■ **Required task**: Which lines hold the word "JSON"? Copy each of them from the material.

■ **Supplied records**:

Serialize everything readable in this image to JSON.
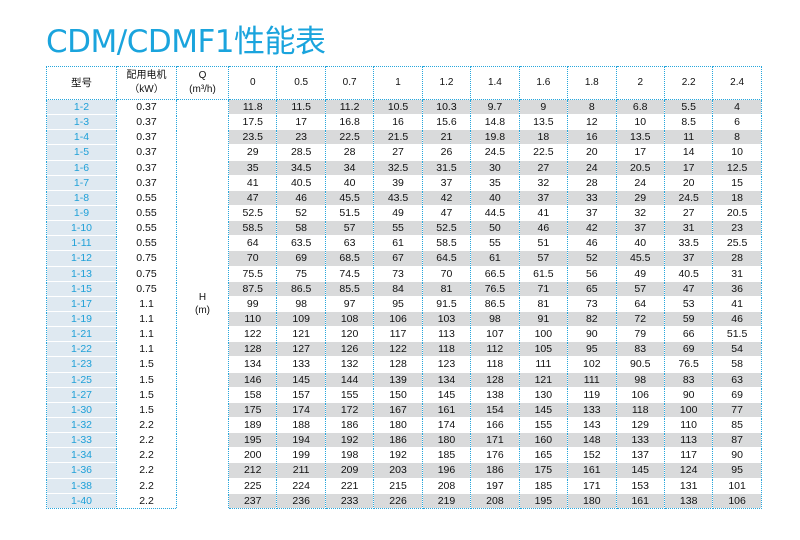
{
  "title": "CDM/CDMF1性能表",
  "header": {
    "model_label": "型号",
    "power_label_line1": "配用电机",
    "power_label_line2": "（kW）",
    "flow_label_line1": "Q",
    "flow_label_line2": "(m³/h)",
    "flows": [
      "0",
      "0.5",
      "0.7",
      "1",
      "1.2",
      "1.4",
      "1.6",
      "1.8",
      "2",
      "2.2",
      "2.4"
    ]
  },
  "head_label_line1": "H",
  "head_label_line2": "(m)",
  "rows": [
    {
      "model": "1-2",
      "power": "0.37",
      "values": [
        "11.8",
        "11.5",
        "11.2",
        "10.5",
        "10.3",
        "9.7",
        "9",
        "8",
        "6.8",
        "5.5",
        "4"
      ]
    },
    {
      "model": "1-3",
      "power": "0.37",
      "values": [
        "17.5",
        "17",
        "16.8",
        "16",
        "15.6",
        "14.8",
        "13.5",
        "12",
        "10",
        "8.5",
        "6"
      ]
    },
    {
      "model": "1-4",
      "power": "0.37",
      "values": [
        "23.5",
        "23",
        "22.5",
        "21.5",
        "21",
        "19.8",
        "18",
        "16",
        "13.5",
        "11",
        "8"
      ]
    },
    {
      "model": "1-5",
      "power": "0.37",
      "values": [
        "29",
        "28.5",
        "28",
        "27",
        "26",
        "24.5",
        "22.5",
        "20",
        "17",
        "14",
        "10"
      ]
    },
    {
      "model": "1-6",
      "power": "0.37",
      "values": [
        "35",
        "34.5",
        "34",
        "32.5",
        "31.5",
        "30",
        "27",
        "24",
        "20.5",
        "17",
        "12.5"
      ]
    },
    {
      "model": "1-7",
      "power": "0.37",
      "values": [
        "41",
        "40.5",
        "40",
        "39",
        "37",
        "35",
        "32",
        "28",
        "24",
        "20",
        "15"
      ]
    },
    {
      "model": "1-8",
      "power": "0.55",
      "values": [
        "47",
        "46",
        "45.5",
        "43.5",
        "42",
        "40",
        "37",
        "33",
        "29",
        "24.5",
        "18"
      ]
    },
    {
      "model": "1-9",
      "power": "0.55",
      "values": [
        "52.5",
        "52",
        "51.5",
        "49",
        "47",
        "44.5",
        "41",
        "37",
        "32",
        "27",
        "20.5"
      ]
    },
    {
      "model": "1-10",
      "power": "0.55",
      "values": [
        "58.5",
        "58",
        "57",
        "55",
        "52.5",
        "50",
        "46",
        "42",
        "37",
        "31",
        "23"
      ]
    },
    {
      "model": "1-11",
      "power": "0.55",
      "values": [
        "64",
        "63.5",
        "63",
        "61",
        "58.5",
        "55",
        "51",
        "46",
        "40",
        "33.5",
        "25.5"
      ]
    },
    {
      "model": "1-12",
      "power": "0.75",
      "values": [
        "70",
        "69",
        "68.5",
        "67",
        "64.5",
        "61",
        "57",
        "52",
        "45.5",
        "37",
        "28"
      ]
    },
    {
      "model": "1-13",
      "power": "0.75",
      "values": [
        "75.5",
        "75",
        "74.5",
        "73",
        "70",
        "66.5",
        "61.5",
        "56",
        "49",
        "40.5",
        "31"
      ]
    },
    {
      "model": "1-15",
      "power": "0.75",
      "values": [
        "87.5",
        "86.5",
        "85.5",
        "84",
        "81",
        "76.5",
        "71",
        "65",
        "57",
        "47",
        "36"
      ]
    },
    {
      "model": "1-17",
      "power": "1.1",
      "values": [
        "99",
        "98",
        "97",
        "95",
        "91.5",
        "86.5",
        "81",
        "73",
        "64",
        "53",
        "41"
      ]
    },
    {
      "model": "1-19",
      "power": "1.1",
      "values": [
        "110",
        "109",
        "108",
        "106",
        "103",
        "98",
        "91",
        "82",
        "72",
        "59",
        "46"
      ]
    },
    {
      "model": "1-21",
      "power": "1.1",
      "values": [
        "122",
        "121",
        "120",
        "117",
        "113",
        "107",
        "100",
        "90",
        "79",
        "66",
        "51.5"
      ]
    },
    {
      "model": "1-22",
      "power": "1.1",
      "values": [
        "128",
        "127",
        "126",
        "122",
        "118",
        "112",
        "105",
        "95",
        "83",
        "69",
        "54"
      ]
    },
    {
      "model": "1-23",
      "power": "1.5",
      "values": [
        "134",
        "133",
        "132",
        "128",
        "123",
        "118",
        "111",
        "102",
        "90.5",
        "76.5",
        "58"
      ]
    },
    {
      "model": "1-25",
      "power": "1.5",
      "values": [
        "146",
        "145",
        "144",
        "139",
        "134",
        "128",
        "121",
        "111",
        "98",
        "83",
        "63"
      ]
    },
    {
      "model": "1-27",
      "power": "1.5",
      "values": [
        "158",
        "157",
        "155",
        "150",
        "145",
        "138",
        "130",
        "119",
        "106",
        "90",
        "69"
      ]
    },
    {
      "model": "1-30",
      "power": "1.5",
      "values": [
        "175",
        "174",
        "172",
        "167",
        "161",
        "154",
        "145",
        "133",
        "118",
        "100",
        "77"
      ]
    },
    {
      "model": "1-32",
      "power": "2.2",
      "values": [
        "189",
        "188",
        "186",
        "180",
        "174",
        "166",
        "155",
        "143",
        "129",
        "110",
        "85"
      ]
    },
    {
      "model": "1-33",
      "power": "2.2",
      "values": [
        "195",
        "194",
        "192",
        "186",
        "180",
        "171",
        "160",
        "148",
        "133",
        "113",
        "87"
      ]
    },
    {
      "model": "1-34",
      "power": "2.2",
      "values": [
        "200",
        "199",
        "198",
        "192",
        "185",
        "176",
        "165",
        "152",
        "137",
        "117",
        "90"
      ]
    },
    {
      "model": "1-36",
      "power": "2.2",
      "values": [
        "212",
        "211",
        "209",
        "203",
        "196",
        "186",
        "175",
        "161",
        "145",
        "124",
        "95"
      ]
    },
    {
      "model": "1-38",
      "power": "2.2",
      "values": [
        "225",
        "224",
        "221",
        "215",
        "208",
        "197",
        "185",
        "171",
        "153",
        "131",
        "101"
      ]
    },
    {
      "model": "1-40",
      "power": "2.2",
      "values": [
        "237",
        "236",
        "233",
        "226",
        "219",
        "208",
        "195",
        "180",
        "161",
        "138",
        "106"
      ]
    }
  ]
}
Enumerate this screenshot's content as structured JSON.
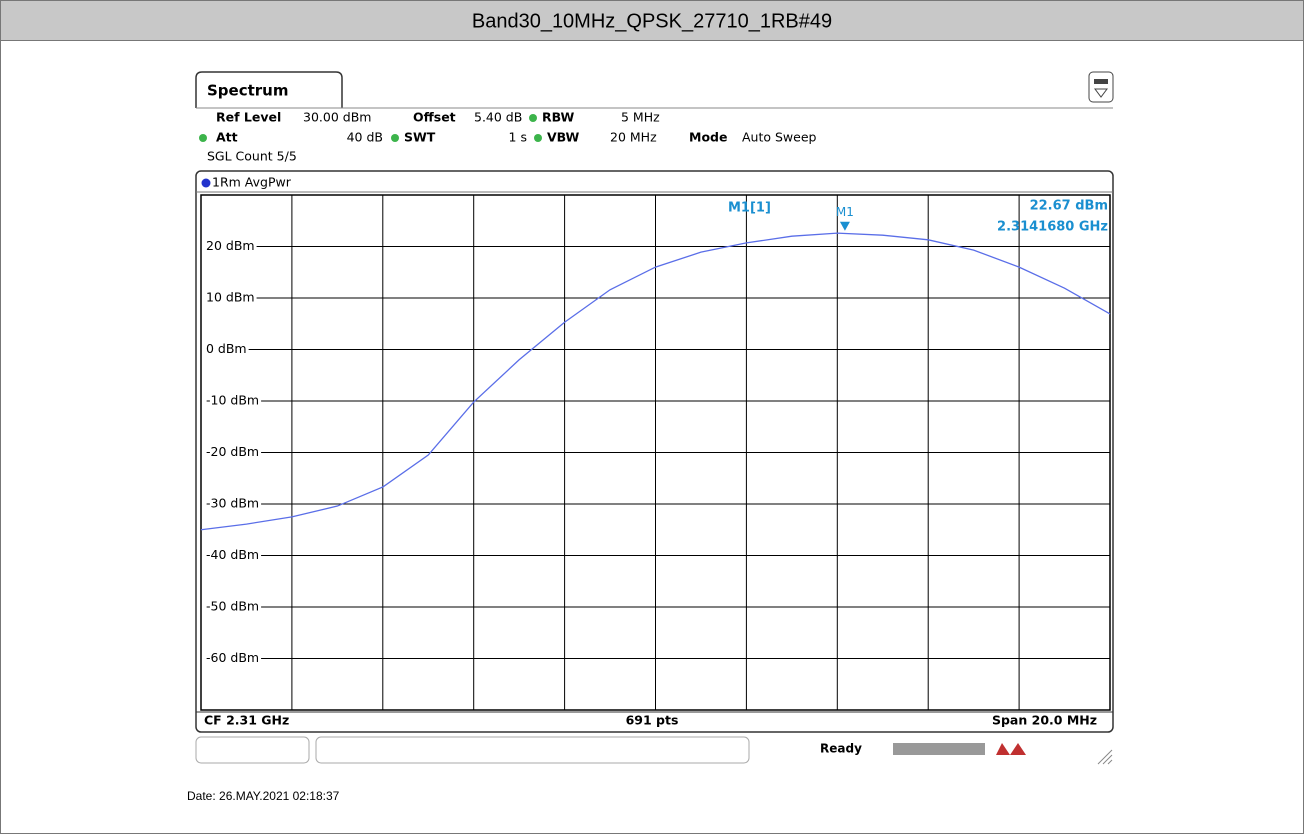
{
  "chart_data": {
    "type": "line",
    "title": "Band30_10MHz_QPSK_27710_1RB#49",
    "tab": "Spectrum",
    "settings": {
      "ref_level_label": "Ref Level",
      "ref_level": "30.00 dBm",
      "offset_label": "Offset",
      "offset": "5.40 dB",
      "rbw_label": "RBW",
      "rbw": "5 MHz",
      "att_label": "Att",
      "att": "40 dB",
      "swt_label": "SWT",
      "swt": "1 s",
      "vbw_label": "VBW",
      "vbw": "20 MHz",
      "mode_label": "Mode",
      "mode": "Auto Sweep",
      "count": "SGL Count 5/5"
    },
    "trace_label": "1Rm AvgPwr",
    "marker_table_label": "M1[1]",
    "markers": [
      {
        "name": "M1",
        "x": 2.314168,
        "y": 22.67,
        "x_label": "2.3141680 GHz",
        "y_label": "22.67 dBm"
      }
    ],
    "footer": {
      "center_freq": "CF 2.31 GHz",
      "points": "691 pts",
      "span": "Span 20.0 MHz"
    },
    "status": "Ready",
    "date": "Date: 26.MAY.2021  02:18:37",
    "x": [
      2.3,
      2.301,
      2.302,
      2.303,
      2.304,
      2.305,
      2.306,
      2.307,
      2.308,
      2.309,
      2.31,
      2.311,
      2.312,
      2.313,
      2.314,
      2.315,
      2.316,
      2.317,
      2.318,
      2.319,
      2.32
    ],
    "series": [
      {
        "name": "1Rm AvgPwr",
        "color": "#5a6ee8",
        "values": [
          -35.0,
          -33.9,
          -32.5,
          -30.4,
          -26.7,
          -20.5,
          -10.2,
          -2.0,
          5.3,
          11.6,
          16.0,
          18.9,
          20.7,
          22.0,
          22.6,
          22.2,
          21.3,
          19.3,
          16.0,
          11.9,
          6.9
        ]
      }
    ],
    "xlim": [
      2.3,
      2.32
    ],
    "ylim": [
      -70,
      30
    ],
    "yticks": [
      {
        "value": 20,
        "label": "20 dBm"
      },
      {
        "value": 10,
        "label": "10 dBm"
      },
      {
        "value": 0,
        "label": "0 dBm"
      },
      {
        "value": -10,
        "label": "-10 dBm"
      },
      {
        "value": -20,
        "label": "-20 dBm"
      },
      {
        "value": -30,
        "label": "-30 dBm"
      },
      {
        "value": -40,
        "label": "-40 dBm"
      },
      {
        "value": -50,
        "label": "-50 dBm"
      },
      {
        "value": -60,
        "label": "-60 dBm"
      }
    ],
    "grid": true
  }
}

■ **Full output**:
Serialize everything readable in this image to JSON.
Enumerate this screenshot's content as structured JSON.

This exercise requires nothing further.